Quoted text —
The opening quote from Katerina Cizek, a director with the National Film Board of Canada, provided in the Introduction of New Digital Ecologies: Emerging Platforms, Practices and Discourses, makes the claim that “[R]eally great documentary is about remaining open to what’s actually happening around you…” (1).
The explicit meaning of this is obvious, but the implicit meaning is the focus of this anthology of essays exploring how the technology and affordances in the digital domain are creating new opportunities in theory and praxis for the documentary. Both filmmaker and film-viewer – more accurately and frequently identified as “user” – need to be open to new advances in the genre in order to enhance their respective experiences.
The book features many of the leading scholars in the field of the digital documentary. And since there is such a variety of discourse, the book smartly divides the discussions into three sections: Expanding Documentary, investigating new ways of producing, engaging audiences and politicizing documentary content; Production Practices, showcasing how effective documentary approaches such as participatory and collaborative filmmaking are now growing in practice and impact through the global reach afforded by the digital domain; and Inter/Action: Rethinking Documentary Engagement, a section that explores how the audience is joining the filmmaker as a producer and distributor and no longer just as a mere viewer and what ethical challenges arise from this collaboration.

Things to do —
(a) What are the three sections that the book review says New Digital Ecologies is divided into?
(b) According to the book review, what position does Katerina Cizek hold?
(c) Write the next few sentences of the book review, continuing after its last sentence.
The records after this point play no part in what is asked here.

Entries —

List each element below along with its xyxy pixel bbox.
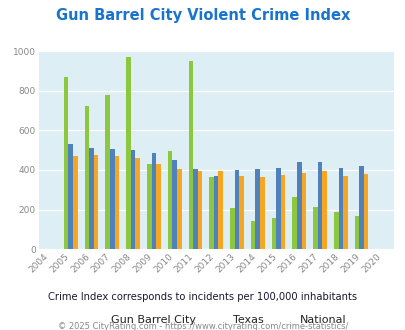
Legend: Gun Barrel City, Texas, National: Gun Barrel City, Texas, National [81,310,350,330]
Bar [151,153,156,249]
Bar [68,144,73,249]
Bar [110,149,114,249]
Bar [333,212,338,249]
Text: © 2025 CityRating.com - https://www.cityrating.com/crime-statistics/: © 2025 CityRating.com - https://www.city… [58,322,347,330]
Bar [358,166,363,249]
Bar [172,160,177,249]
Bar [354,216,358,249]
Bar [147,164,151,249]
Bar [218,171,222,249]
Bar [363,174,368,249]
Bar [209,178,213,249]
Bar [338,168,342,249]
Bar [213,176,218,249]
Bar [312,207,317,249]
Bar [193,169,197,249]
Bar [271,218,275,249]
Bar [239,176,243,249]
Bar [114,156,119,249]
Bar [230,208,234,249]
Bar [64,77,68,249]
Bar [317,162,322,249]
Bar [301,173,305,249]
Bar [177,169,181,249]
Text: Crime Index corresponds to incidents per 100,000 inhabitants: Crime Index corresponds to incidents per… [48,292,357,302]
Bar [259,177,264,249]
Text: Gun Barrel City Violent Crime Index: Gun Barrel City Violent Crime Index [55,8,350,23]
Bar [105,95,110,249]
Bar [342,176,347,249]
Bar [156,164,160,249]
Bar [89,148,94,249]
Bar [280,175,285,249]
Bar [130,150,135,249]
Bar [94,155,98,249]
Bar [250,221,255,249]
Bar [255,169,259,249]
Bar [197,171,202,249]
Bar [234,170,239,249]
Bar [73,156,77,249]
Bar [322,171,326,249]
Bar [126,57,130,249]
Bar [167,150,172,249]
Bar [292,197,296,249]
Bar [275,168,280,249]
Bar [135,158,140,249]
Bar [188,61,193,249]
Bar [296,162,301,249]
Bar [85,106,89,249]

---

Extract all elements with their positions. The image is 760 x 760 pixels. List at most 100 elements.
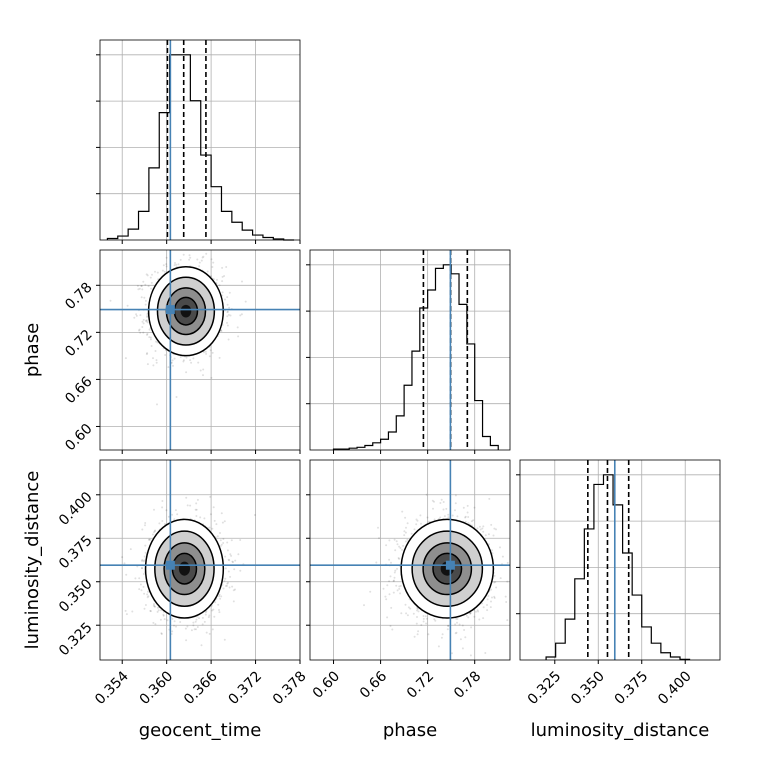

Results of the tasks —
(a) Expanding Documentary; Production Practices; Inter/Action: Rethinking Documentary Engagement

(b) She is a director with the National Film Board of Canada.

(c)
One of the more fascinating documentary ecologies emerging and examined in this book is the multilinear documentary. Matt Soar, one of the developers of the Korsakow system, a popular database documentary production software, contributes an in-depth chapter titled Making (with) the Korsakow System. Referring to his creation as “second-wave software” (156), Soar explains that Korsakow – and other multilinear documentary film projects – have three different kinds of editing: the first is the regular kind of editing we see in traditional filmmaking; the second, Soar refers to as “algorithmic editing” in which individual film units (“smallest narrative units” or SNUs) are assembled in a unique symbiotic manner that allows the viewer to choose which fragment to view at any given time; the third involves the viewer in this editing process as they are provided with the responsibility of selecting which SNU to view.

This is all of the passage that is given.